- _To do_
Write out every entry, unchanged. Skip any picture.

## Begin

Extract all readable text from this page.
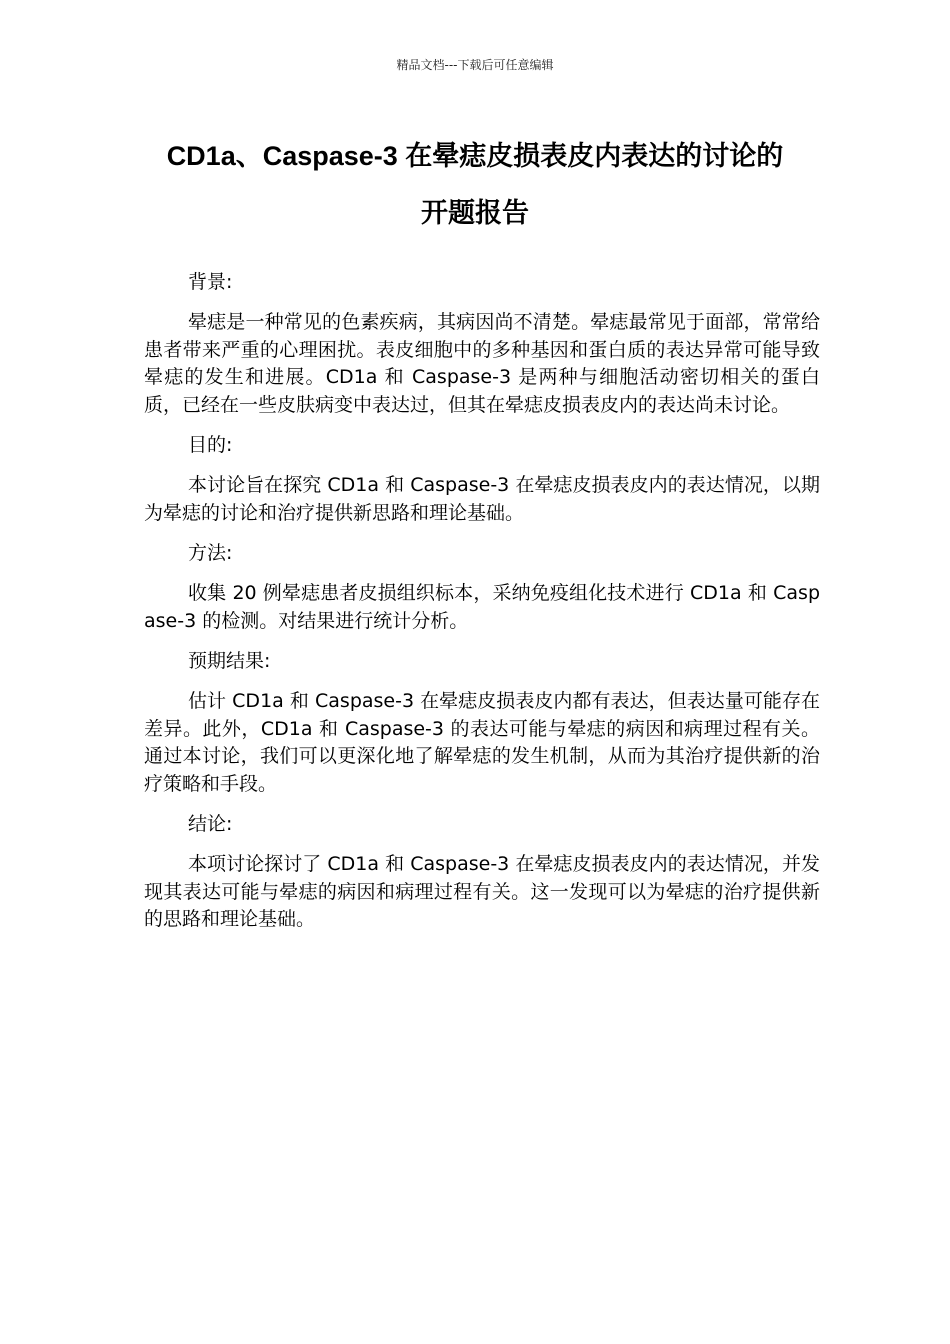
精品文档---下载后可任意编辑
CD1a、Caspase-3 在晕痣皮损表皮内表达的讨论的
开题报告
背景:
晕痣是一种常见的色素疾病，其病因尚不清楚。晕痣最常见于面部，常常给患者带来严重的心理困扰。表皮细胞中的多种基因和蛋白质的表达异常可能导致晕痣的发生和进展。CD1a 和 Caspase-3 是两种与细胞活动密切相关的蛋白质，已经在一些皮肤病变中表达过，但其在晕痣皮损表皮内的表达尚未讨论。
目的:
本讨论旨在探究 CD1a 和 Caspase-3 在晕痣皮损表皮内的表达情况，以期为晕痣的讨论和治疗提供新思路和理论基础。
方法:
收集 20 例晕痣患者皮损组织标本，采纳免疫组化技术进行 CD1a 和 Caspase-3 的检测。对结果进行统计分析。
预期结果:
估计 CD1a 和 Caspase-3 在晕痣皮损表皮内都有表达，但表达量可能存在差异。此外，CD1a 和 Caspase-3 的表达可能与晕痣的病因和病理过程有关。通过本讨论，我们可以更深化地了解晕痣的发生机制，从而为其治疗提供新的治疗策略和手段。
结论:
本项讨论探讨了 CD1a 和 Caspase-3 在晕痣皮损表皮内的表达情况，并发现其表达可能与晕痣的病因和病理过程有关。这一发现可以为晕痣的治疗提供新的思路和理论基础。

## End

- _Answer for this exercise_
Extract all readable text from this page.
精品文档---下载后可任意编辑
CD1a、Caspase-3 在晕痣皮损表皮内表达的讨论的
开题报告
背景:
晕痣是一种常见的色素疾病，其病因尚不清楚。晕痣最常见于面部，常常给患者带来严重的心理困扰。表皮细胞中的多种基因和蛋白质的表达异常可能导致晕痣的发生和进展。CD1a 和 Caspase-3 是两种与细胞活动密切相关的蛋白质，已经在一些皮肤病变中表达过，但其在晕痣皮损表皮内的表达尚未讨论。
目的:
本讨论旨在探究 CD1a 和 Caspase-3 在晕痣皮损表皮内的表达情况，以期为晕痣的讨论和治疗提供新思路和理论基础。
方法:
收集 20 例晕痣患者皮损组织标本，采纳免疫组化技术进行 CD1a 和 Caspase-3 的检测。对结果进行统计分析。
预期结果:
估计 CD1a 和 Caspase-3 在晕痣皮损表皮内都有表达，但表达量可能存在差异。此外，CD1a 和 Caspase-3 的表达可能与晕痣的病因和病理过程有关。通过本讨论，我们可以更深化地了解晕痣的发生机制，从而为其治疗提供新的治疗策略和手段。
结论:
本项讨论探讨了 CD1a 和 Caspase-3 在晕痣皮损表皮内的表达情况，并发现其表达可能与晕痣的病因和病理过程有关。这一发现可以为晕痣的治疗提供新的思路和理论基础。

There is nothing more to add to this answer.